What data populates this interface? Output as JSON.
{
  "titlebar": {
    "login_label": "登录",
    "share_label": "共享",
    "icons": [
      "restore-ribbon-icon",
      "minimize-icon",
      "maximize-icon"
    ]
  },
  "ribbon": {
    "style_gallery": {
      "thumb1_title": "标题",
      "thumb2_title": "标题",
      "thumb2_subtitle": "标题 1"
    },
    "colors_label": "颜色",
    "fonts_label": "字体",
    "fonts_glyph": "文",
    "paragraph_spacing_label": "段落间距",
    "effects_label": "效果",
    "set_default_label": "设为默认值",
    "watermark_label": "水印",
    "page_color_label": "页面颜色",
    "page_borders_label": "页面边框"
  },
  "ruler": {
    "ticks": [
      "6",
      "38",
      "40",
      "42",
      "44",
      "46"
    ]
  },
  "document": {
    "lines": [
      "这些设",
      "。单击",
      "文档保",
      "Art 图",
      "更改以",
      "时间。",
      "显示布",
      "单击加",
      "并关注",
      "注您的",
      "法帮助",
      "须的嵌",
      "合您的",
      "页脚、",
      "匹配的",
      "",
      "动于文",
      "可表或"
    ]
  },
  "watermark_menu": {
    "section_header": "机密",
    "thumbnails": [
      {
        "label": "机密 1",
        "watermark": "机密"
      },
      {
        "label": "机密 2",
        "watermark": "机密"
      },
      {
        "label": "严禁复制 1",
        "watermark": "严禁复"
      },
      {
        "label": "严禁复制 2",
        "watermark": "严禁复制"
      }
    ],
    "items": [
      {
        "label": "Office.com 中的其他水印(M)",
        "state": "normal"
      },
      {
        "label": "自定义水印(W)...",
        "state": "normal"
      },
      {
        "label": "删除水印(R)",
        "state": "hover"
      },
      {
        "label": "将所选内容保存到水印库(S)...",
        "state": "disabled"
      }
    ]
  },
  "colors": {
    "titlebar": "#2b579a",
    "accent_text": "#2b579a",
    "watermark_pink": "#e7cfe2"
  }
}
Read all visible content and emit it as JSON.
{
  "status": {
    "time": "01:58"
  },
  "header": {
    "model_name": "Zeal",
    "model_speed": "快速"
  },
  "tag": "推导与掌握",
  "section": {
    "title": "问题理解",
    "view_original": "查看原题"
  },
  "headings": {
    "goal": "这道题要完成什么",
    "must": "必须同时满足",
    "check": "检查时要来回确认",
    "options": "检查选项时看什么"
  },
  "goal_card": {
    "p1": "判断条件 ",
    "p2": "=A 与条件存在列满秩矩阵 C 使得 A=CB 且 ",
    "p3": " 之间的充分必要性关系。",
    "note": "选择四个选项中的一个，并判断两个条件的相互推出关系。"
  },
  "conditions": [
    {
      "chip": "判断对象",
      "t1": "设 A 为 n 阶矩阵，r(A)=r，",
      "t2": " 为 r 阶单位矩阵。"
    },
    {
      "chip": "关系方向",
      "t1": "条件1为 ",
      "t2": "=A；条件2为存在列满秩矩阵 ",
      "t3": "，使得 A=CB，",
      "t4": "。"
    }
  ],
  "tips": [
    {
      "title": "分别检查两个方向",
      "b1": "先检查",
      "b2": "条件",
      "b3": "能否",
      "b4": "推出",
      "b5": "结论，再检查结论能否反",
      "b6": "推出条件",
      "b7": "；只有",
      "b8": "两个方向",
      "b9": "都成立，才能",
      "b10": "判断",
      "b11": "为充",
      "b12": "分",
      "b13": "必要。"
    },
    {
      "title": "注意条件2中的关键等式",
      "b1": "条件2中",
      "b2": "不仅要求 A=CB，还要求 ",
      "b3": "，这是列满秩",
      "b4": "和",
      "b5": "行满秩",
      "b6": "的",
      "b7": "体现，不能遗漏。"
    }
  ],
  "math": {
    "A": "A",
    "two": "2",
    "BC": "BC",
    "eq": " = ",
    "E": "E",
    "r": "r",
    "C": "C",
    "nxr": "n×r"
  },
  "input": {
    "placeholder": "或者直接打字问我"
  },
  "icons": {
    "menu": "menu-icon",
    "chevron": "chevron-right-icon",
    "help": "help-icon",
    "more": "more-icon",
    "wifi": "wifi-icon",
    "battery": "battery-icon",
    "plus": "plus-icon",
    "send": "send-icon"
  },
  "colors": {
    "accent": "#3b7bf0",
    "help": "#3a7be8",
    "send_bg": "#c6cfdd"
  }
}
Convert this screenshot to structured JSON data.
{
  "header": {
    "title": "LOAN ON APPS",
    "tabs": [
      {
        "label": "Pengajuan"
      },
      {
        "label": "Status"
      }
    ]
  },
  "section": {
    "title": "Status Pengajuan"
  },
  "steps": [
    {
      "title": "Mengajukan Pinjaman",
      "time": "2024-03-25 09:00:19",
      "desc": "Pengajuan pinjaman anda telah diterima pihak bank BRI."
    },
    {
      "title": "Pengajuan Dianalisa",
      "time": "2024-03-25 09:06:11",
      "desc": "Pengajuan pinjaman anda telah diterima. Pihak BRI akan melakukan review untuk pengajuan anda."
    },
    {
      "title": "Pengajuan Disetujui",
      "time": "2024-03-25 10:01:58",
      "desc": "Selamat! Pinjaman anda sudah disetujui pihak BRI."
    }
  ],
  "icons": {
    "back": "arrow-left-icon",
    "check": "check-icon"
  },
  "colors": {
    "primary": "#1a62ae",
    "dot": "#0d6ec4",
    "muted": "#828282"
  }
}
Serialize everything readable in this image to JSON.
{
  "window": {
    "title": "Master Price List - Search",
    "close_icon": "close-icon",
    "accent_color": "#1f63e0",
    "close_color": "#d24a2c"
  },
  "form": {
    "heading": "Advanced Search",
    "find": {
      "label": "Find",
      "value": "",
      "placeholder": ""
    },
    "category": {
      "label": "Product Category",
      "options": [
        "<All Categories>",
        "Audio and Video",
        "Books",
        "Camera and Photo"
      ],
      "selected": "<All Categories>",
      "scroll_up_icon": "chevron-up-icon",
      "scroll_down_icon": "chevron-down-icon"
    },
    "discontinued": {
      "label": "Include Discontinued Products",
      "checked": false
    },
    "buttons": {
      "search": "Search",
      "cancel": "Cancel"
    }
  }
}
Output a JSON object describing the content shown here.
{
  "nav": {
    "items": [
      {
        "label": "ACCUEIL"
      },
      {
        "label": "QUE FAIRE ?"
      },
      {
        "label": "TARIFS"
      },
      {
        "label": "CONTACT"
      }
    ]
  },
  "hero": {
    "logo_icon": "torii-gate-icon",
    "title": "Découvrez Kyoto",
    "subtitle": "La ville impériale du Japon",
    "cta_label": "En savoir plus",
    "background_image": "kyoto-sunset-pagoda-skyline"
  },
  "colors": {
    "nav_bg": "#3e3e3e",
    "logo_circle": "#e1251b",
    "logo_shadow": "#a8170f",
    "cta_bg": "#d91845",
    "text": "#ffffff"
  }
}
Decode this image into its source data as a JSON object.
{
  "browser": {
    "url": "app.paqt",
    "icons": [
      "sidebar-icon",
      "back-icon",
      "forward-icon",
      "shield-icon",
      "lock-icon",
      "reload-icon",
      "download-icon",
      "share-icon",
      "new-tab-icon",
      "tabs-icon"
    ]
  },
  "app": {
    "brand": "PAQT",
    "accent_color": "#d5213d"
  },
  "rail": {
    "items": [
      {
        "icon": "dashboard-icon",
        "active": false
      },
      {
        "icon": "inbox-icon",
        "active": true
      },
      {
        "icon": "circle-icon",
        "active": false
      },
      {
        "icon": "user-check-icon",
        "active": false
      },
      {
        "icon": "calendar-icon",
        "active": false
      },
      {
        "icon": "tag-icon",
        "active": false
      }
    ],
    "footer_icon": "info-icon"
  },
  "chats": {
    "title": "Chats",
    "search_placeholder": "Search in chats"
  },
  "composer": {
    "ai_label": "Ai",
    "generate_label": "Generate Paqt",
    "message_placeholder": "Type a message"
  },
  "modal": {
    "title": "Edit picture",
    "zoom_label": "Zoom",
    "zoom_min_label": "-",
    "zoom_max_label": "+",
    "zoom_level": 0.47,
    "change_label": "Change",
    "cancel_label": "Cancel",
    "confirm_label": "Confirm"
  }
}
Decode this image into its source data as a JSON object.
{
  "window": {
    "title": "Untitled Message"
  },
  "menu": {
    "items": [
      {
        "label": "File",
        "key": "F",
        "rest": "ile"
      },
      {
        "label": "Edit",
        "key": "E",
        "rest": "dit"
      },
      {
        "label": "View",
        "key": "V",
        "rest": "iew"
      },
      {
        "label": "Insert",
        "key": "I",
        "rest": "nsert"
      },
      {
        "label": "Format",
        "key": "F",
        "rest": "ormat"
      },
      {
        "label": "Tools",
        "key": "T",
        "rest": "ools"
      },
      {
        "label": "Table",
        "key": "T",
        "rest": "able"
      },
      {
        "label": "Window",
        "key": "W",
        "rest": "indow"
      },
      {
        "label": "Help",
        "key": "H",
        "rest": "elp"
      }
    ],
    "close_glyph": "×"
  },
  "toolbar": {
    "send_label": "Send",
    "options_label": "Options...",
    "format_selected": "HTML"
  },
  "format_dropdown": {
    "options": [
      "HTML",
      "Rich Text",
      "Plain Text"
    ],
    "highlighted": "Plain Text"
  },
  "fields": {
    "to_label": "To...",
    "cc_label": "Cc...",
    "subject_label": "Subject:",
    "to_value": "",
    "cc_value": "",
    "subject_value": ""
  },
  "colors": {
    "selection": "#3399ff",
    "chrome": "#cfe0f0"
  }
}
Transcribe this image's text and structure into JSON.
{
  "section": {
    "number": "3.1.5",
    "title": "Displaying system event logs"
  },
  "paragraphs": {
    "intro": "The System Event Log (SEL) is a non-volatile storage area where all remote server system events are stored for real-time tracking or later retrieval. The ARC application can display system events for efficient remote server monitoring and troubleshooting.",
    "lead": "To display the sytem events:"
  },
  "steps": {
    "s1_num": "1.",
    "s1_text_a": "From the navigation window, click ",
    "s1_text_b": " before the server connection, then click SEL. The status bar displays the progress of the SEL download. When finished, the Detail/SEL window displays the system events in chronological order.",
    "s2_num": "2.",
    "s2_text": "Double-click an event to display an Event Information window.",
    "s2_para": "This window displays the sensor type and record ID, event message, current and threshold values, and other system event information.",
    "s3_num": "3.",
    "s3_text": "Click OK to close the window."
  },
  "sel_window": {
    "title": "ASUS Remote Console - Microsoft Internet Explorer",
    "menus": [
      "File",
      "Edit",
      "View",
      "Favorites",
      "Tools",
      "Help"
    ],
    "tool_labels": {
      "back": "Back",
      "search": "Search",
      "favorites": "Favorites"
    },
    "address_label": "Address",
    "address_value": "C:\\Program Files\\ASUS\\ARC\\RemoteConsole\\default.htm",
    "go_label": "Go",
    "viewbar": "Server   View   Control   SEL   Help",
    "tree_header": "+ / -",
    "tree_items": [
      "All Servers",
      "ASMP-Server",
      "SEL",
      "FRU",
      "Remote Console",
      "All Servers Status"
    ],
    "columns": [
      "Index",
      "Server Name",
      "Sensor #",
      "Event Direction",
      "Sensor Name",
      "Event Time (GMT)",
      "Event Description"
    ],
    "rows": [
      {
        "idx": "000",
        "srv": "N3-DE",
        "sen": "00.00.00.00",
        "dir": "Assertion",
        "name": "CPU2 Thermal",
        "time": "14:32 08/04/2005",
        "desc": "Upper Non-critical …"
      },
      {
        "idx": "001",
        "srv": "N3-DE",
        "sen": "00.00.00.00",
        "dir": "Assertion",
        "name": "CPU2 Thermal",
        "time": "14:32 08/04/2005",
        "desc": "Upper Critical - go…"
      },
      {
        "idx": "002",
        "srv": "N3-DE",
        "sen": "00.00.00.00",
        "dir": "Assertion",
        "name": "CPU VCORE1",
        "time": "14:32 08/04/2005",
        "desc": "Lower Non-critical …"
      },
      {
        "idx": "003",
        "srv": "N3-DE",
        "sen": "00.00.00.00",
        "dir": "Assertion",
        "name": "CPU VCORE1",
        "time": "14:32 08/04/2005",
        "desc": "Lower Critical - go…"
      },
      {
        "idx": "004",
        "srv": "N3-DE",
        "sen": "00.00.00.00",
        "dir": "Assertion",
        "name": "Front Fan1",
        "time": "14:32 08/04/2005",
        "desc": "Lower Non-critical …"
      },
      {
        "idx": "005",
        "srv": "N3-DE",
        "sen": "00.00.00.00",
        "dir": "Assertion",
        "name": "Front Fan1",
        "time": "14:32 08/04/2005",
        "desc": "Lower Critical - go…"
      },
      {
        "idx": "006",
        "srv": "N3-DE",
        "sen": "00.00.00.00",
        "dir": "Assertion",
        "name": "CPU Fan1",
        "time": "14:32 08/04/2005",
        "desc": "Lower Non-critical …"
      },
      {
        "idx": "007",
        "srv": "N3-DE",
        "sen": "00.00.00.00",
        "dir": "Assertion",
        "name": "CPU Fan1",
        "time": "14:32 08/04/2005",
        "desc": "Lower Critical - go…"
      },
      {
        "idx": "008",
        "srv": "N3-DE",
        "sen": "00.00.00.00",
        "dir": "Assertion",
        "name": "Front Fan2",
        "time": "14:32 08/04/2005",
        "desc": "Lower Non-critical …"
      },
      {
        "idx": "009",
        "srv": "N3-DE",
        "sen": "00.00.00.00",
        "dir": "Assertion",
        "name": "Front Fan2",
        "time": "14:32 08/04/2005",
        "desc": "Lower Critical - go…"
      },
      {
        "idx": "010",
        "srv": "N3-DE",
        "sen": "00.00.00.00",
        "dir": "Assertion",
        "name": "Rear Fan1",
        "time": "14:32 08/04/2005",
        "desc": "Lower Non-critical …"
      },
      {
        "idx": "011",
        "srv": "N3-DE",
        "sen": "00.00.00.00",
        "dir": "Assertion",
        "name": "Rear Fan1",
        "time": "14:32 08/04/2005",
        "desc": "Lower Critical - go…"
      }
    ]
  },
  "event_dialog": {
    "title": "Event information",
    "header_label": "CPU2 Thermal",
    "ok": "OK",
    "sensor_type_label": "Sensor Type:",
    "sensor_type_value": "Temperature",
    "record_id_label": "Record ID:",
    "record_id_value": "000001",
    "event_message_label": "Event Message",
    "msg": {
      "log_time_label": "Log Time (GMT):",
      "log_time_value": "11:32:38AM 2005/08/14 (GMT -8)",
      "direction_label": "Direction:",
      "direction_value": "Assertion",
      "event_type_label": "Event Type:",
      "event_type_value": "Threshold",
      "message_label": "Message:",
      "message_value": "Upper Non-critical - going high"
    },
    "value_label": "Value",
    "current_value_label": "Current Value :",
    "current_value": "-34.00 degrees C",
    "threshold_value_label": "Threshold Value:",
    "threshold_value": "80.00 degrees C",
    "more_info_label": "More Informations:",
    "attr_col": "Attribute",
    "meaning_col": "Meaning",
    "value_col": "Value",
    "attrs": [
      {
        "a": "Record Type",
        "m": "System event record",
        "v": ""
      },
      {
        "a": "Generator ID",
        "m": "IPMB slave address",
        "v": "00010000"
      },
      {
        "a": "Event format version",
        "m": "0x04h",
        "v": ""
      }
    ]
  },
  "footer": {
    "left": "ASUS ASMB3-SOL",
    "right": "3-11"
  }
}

Short problem: Return solely the number of lines in the data that include the word "events".

Solution to this problem: 3